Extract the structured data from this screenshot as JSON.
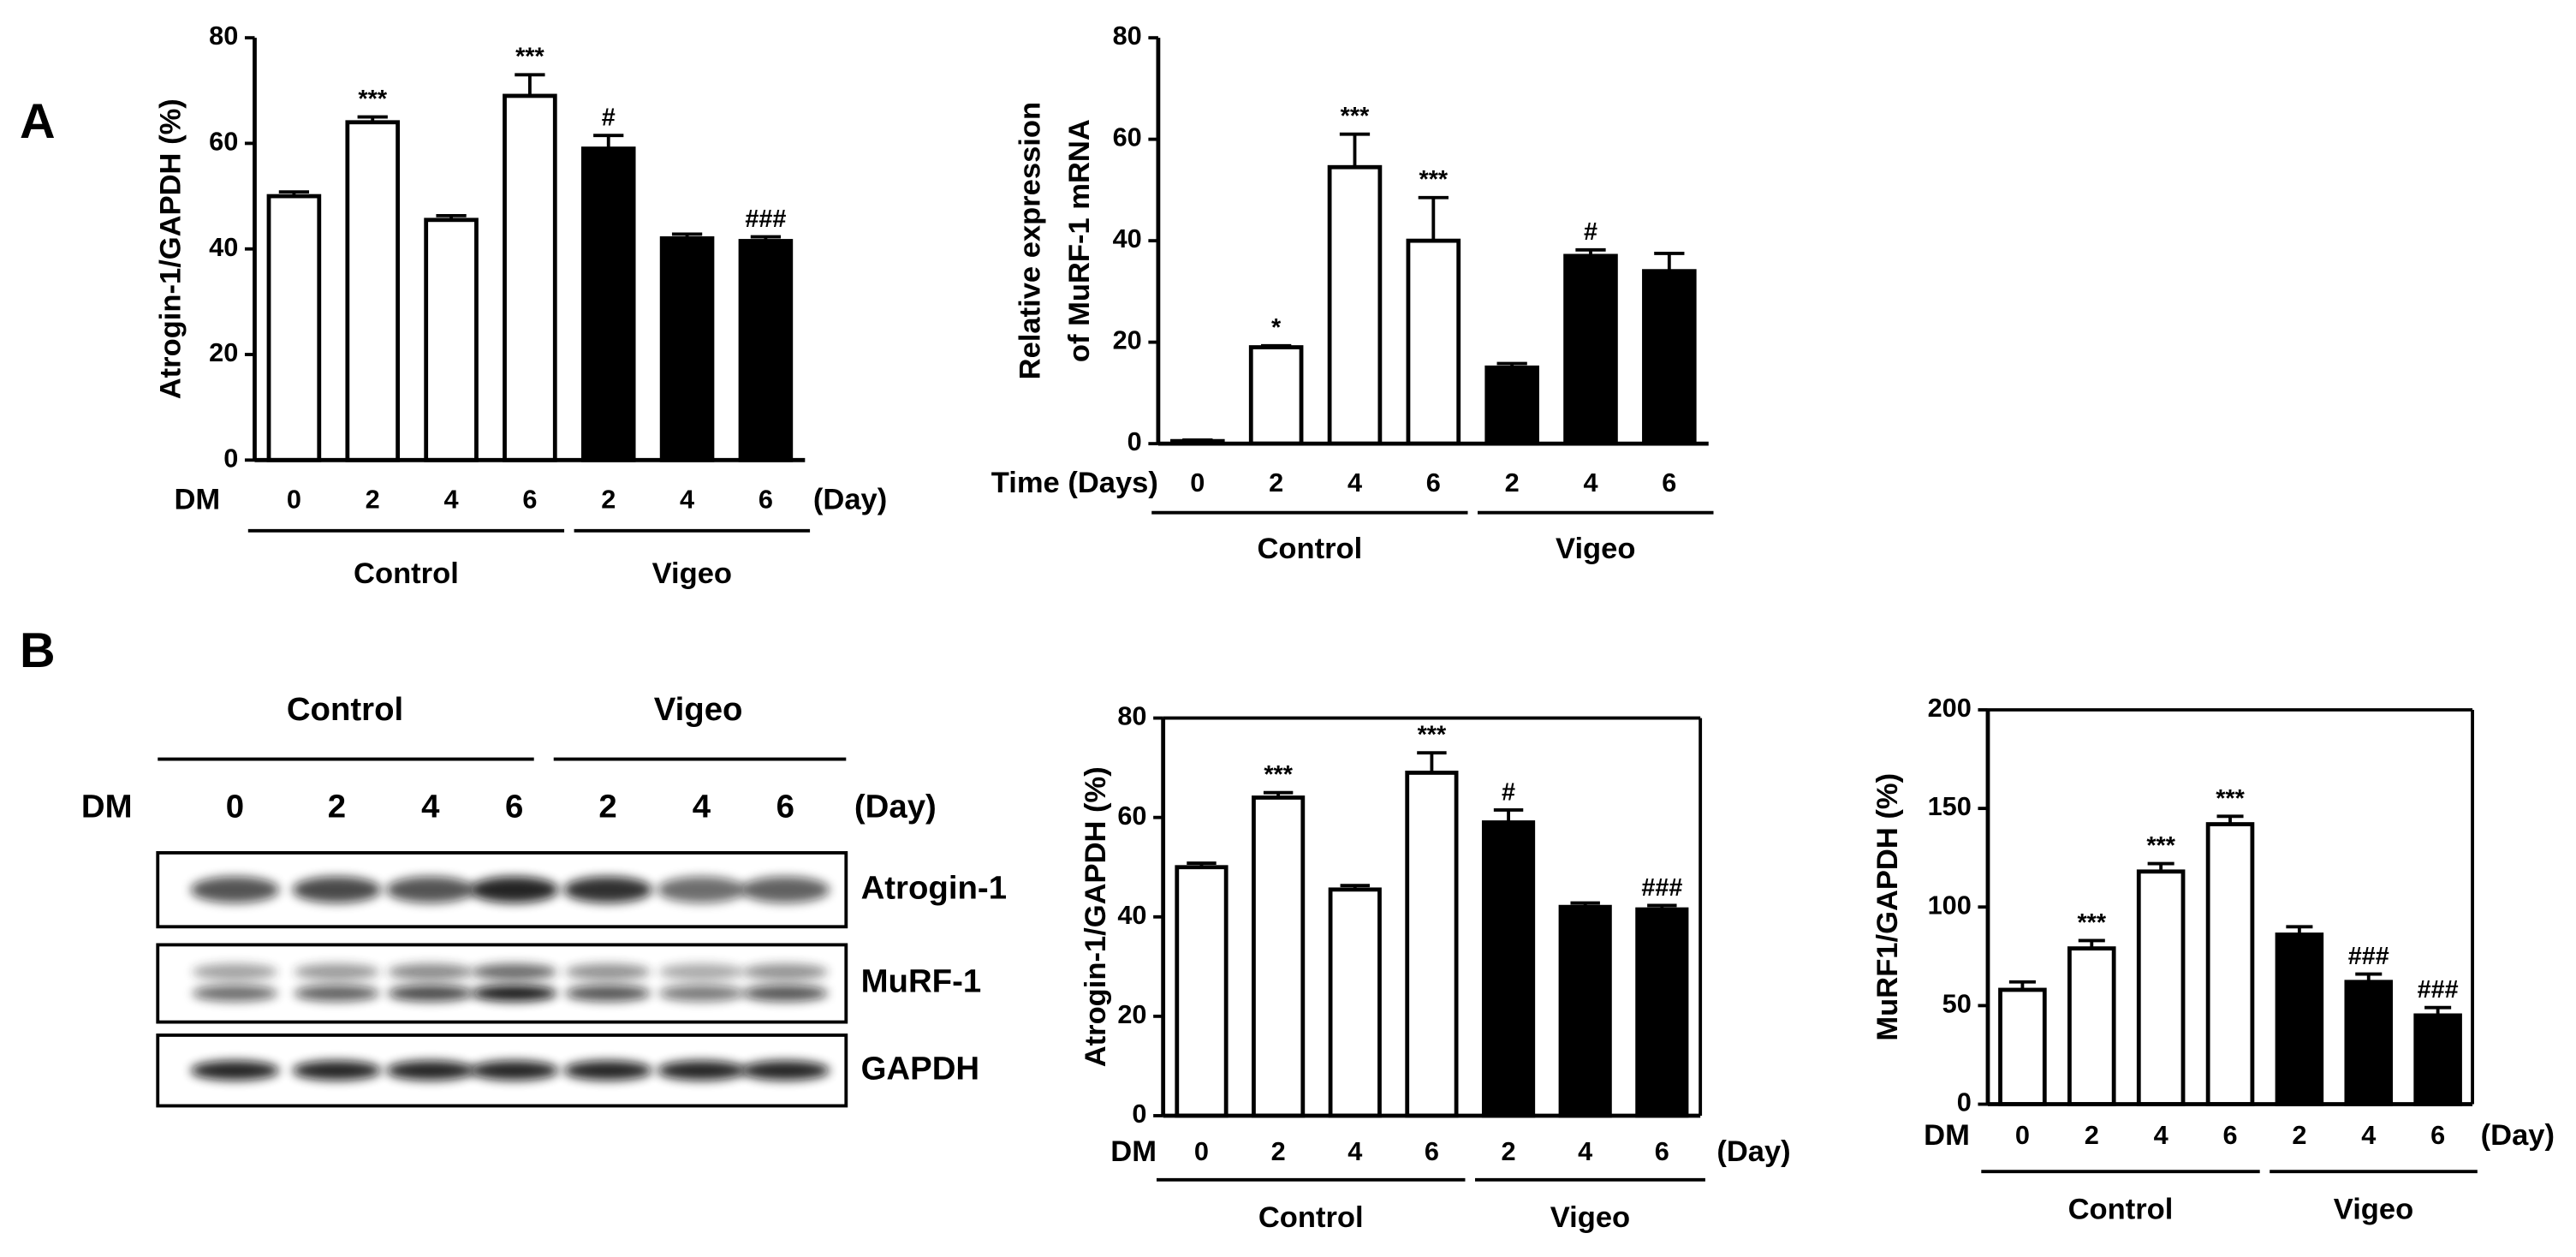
{
  "panels": [
    "A",
    "B"
  ],
  "blot": {
    "groups": [
      "Control",
      "Vigeo"
    ],
    "xlabel": "DM",
    "lanes": [
      "0",
      "2",
      "4",
      "6",
      "2",
      "4",
      "6"
    ],
    "x_suffix": "(Day)",
    "rows": [
      "Atrogin-1",
      "MuRF-1",
      "GAPDH"
    ]
  },
  "chart_data": [
    {
      "type": "bar",
      "ylabel": [
        "Atrogin-1/GAPDH (%)"
      ],
      "xlabel": "DM",
      "x_suffix": "(Day)",
      "categories": [
        "0",
        "2",
        "4",
        "6",
        "2",
        "4",
        "6"
      ],
      "series": [
        {
          "name": "Control",
          "color": "#ffffff",
          "values": [
            50,
            64,
            45.5,
            69,
            null,
            null,
            null
          ],
          "errors": [
            0.8,
            1,
            0.8,
            4,
            null,
            null,
            null
          ],
          "annotations": [
            null,
            "***",
            null,
            "***",
            null,
            null,
            null
          ]
        },
        {
          "name": "Vigeo",
          "color": "#000000",
          "values": [
            null,
            null,
            null,
            null,
            59,
            42,
            41.5
          ],
          "errors": [
            null,
            null,
            null,
            null,
            2.5,
            0.8,
            0.8
          ],
          "annotations": [
            null,
            null,
            null,
            null,
            "#",
            null,
            "###"
          ]
        }
      ],
      "ylim": [
        0,
        80
      ],
      "yticks": [
        0,
        20,
        40,
        60,
        80
      ],
      "frame": false
    },
    {
      "type": "bar",
      "ylabel": [
        "Relative expression",
        "of MuRF-1 mRNA"
      ],
      "xlabel": "Time (Days)",
      "categories": [
        "0",
        "2",
        "4",
        "6",
        "2",
        "4",
        "6"
      ],
      "series": [
        {
          "name": "Control",
          "color": "#ffffff",
          "values": [
            0.5,
            19,
            54.5,
            40,
            null,
            null,
            null
          ],
          "errors": [
            0.2,
            0.3,
            6.5,
            8.5,
            null,
            null,
            null
          ],
          "annotations": [
            null,
            "*",
            "***",
            "***",
            null,
            null,
            null
          ]
        },
        {
          "name": "Vigeo",
          "color": "#000000",
          "values": [
            null,
            null,
            null,
            null,
            15,
            37,
            34
          ],
          "errors": [
            null,
            null,
            null,
            null,
            0.8,
            1.2,
            3.5
          ],
          "annotations": [
            null,
            null,
            null,
            null,
            null,
            "#",
            null
          ]
        }
      ],
      "ylim": [
        0,
        80
      ],
      "yticks": [
        0,
        20,
        40,
        60,
        80
      ],
      "frame": false
    },
    {
      "type": "bar",
      "ylabel": [
        "Atrogin-1/GAPDH (%)"
      ],
      "xlabel": "DM",
      "x_suffix": "(Day)",
      "categories": [
        "0",
        "2",
        "4",
        "6",
        "2",
        "4",
        "6"
      ],
      "series": [
        {
          "name": "Control",
          "color": "#ffffff",
          "values": [
            50,
            64,
            45.5,
            69,
            null,
            null,
            null
          ],
          "errors": [
            0.8,
            1,
            0.8,
            4,
            null,
            null,
            null
          ],
          "annotations": [
            null,
            "***",
            null,
            "***",
            null,
            null,
            null
          ]
        },
        {
          "name": "Vigeo",
          "color": "#000000",
          "values": [
            null,
            null,
            null,
            null,
            59,
            42,
            41.5
          ],
          "errors": [
            null,
            null,
            null,
            null,
            2.5,
            0.8,
            0.8
          ],
          "annotations": [
            null,
            null,
            null,
            null,
            "#",
            null,
            "###"
          ]
        }
      ],
      "ylim": [
        0,
        80
      ],
      "yticks": [
        0,
        20,
        40,
        60,
        80
      ],
      "frame": true
    },
    {
      "type": "bar",
      "ylabel": [
        "MuRF1/GAPDH (%)"
      ],
      "xlabel": "DM",
      "x_suffix": "(Day)",
      "categories": [
        "0",
        "2",
        "4",
        "6",
        "2",
        "4",
        "6"
      ],
      "series": [
        {
          "name": "Control",
          "color": "#ffffff",
          "values": [
            58,
            79,
            118,
            142,
            null,
            null,
            null
          ],
          "errors": [
            4,
            4,
            4,
            4,
            null,
            null,
            null
          ],
          "annotations": [
            null,
            "***",
            "***",
            "***",
            null,
            null,
            null
          ]
        },
        {
          "name": "Vigeo",
          "color": "#000000",
          "values": [
            null,
            null,
            null,
            null,
            86,
            62,
            45
          ],
          "errors": [
            null,
            null,
            null,
            null,
            4,
            4,
            4
          ],
          "annotations": [
            null,
            null,
            null,
            null,
            null,
            "###",
            "###"
          ]
        }
      ],
      "ylim": [
        0,
        200
      ],
      "yticks": [
        0,
        50,
        100,
        150,
        200
      ],
      "frame": true
    }
  ]
}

_EXERCISE INSTRUCTIONS_:
What is wanted is a word-for-word restatement of the entries, without their images.

_RESPONSE_:
Extract the structured data from this screenshot as JSON.
{
  "panels": [
    "A",
    "B"
  ],
  "blot": {
    "groups": [
      "Control",
      "Vigeo"
    ],
    "xlabel": "DM",
    "lanes": [
      "0",
      "2",
      "4",
      "6",
      "2",
      "4",
      "6"
    ],
    "x_suffix": "(Day)",
    "rows": [
      "Atrogin-1",
      "MuRF-1",
      "GAPDH"
    ]
  },
  "chart_data": [
    {
      "type": "bar",
      "ylabel": [
        "Atrogin-1/GAPDH (%)"
      ],
      "xlabel": "DM",
      "x_suffix": "(Day)",
      "categories": [
        "0",
        "2",
        "4",
        "6",
        "2",
        "4",
        "6"
      ],
      "series": [
        {
          "name": "Control",
          "color": "#ffffff",
          "values": [
            50,
            64,
            45.5,
            69,
            null,
            null,
            null
          ],
          "errors": [
            0.8,
            1,
            0.8,
            4,
            null,
            null,
            null
          ],
          "annotations": [
            null,
            "***",
            null,
            "***",
            null,
            null,
            null
          ]
        },
        {
          "name": "Vigeo",
          "color": "#000000",
          "values": [
            null,
            null,
            null,
            null,
            59,
            42,
            41.5
          ],
          "errors": [
            null,
            null,
            null,
            null,
            2.5,
            0.8,
            0.8
          ],
          "annotations": [
            null,
            null,
            null,
            null,
            "#",
            null,
            "###"
          ]
        }
      ],
      "ylim": [
        0,
        80
      ],
      "yticks": [
        0,
        20,
        40,
        60,
        80
      ],
      "frame": false
    },
    {
      "type": "bar",
      "ylabel": [
        "Relative expression",
        "of MuRF-1 mRNA"
      ],
      "xlabel": "Time (Days)",
      "categories": [
        "0",
        "2",
        "4",
        "6",
        "2",
        "4",
        "6"
      ],
      "series": [
        {
          "name": "Control",
          "color": "#ffffff",
          "values": [
            0.5,
            19,
            54.5,
            40,
            null,
            null,
            null
          ],
          "errors": [
            0.2,
            0.3,
            6.5,
            8.5,
            null,
            null,
            null
          ],
          "annotations": [
            null,
            "*",
            "***",
            "***",
            null,
            null,
            null
          ]
        },
        {
          "name": "Vigeo",
          "color": "#000000",
          "values": [
            null,
            null,
            null,
            null,
            15,
            37,
            34
          ],
          "errors": [
            null,
            null,
            null,
            null,
            0.8,
            1.2,
            3.5
          ],
          "annotations": [
            null,
            null,
            null,
            null,
            null,
            "#",
            null
          ]
        }
      ],
      "ylim": [
        0,
        80
      ],
      "yticks": [
        0,
        20,
        40,
        60,
        80
      ],
      "frame": false
    },
    {
      "type": "bar",
      "ylabel": [
        "Atrogin-1/GAPDH (%)"
      ],
      "xlabel": "DM",
      "x_suffix": "(Day)",
      "categories": [
        "0",
        "2",
        "4",
        "6",
        "2",
        "4",
        "6"
      ],
      "series": [
        {
          "name": "Control",
          "color": "#ffffff",
          "values": [
            50,
            64,
            45.5,
            69,
            null,
            null,
            null
          ],
          "errors": [
            0.8,
            1,
            0.8,
            4,
            null,
            null,
            null
          ],
          "annotations": [
            null,
            "***",
            null,
            "***",
            null,
            null,
            null
          ]
        },
        {
          "name": "Vigeo",
          "color": "#000000",
          "values": [
            null,
            null,
            null,
            null,
            59,
            42,
            41.5
          ],
          "errors": [
            null,
            null,
            null,
            null,
            2.5,
            0.8,
            0.8
          ],
          "annotations": [
            null,
            null,
            null,
            null,
            "#",
            null,
            "###"
          ]
        }
      ],
      "ylim": [
        0,
        80
      ],
      "yticks": [
        0,
        20,
        40,
        60,
        80
      ],
      "frame": true
    },
    {
      "type": "bar",
      "ylabel": [
        "MuRF1/GAPDH (%)"
      ],
      "xlabel": "DM",
      "x_suffix": "(Day)",
      "categories": [
        "0",
        "2",
        "4",
        "6",
        "2",
        "4",
        "6"
      ],
      "series": [
        {
          "name": "Control",
          "color": "#ffffff",
          "values": [
            58,
            79,
            118,
            142,
            null,
            null,
            null
          ],
          "errors": [
            4,
            4,
            4,
            4,
            null,
            null,
            null
          ],
          "annotations": [
            null,
            "***",
            "***",
            "***",
            null,
            null,
            null
          ]
        },
        {
          "name": "Vigeo",
          "color": "#000000",
          "values": [
            null,
            null,
            null,
            null,
            86,
            62,
            45
          ],
          "errors": [
            null,
            null,
            null,
            null,
            4,
            4,
            4
          ],
          "annotations": [
            null,
            null,
            null,
            null,
            null,
            "###",
            "###"
          ]
        }
      ],
      "ylim": [
        0,
        200
      ],
      "yticks": [
        0,
        50,
        100,
        150,
        200
      ],
      "frame": true
    }
  ]
}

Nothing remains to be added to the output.